### Entries provided
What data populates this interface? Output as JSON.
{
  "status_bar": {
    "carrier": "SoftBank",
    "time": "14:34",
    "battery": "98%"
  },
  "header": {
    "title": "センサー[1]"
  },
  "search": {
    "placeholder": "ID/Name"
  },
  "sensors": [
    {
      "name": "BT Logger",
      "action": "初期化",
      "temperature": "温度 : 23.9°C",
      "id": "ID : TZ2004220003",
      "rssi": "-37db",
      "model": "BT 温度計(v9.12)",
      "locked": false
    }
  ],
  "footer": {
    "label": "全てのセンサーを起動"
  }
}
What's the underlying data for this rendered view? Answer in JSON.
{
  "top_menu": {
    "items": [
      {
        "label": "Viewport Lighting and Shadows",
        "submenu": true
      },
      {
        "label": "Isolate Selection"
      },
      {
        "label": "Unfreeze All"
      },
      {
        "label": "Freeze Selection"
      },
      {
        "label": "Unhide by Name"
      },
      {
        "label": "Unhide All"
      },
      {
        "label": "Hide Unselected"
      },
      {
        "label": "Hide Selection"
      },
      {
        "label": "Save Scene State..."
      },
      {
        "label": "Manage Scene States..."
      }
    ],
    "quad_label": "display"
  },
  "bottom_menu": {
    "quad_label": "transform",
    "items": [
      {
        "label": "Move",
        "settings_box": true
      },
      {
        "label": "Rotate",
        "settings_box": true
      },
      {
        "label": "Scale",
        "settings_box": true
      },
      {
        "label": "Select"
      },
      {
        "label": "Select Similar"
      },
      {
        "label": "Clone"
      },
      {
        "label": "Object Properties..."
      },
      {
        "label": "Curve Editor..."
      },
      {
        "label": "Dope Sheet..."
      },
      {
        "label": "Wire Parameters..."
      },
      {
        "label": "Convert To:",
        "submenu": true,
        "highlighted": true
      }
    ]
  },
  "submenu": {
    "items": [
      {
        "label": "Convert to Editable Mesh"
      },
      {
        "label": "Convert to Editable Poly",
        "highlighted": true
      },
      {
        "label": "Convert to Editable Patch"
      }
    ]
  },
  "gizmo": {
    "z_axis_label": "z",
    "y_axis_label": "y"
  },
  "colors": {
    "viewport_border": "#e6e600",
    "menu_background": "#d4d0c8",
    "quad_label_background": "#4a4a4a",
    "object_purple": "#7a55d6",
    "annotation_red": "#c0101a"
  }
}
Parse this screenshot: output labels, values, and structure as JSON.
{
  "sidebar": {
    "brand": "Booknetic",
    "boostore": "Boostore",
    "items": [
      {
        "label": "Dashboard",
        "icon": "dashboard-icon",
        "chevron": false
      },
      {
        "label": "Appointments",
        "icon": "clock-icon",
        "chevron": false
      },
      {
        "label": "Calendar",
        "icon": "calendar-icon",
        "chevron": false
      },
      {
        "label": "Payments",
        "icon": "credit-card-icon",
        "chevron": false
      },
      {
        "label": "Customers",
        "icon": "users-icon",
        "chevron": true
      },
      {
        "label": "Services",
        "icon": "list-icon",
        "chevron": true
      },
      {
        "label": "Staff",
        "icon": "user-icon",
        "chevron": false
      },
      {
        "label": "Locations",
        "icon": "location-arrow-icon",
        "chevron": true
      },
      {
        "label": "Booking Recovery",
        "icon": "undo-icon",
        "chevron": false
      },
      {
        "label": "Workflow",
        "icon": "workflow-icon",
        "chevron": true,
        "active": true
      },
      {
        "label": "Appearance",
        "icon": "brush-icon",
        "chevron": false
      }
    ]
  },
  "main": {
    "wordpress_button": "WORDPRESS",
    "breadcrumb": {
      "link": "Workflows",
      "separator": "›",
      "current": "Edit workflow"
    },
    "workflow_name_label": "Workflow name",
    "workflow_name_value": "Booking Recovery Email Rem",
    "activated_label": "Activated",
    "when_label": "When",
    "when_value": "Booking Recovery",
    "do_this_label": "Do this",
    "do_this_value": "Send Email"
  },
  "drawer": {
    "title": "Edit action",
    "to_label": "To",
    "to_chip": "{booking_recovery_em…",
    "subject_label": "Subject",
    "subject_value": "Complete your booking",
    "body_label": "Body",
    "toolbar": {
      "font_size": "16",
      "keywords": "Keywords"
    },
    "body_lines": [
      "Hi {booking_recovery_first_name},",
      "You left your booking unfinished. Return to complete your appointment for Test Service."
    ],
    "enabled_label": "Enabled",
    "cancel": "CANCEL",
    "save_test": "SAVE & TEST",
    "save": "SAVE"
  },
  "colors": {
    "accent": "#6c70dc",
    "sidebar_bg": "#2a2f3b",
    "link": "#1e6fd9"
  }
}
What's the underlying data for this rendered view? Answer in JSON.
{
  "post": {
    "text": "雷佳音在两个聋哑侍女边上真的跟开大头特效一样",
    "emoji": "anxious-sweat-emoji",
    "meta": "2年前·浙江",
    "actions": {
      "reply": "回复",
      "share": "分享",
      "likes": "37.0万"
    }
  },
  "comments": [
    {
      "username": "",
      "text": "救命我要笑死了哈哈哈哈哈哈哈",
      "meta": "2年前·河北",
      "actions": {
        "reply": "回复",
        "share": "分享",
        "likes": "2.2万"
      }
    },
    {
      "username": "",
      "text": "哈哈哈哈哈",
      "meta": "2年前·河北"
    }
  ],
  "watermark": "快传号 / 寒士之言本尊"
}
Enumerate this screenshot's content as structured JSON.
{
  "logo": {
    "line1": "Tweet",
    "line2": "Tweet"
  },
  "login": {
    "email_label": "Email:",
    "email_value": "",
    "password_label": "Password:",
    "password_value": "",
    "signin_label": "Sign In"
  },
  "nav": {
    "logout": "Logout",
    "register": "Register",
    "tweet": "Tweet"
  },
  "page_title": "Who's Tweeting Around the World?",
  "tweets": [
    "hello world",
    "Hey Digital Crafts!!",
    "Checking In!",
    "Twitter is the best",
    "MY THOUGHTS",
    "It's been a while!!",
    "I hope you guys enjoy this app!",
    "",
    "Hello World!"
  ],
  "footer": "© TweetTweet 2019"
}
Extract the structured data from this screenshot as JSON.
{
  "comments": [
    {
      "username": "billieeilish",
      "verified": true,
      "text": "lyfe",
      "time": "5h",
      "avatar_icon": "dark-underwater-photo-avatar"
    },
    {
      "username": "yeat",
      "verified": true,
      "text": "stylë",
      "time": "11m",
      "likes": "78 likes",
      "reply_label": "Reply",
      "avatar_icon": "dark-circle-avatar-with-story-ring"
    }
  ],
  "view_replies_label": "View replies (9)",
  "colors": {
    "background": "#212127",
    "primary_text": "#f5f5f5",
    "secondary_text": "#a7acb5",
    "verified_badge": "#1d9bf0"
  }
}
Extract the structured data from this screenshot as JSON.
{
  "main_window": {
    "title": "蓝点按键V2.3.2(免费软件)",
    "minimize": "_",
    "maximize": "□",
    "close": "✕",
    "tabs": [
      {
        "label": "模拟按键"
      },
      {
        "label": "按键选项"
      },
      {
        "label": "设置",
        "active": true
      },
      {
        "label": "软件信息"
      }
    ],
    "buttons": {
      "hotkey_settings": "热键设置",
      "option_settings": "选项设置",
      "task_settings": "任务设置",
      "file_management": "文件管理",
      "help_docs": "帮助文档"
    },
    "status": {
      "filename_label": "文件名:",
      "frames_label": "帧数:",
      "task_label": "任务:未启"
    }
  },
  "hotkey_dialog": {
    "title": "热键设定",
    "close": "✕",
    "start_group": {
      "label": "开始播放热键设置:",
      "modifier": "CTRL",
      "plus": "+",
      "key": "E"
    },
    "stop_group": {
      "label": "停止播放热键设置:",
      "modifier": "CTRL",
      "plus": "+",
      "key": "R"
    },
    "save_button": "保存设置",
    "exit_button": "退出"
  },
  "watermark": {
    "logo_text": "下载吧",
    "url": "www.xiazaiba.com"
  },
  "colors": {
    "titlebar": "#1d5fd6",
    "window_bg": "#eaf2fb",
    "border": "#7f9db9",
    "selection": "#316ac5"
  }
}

### Directions for this task
From the data, pick out every line that includes "dark".

### The response
      "avatar_icon": "dark-underwater-photo-avatar"
      "avatar_icon": "dark-circle-avatar-with-story-ring"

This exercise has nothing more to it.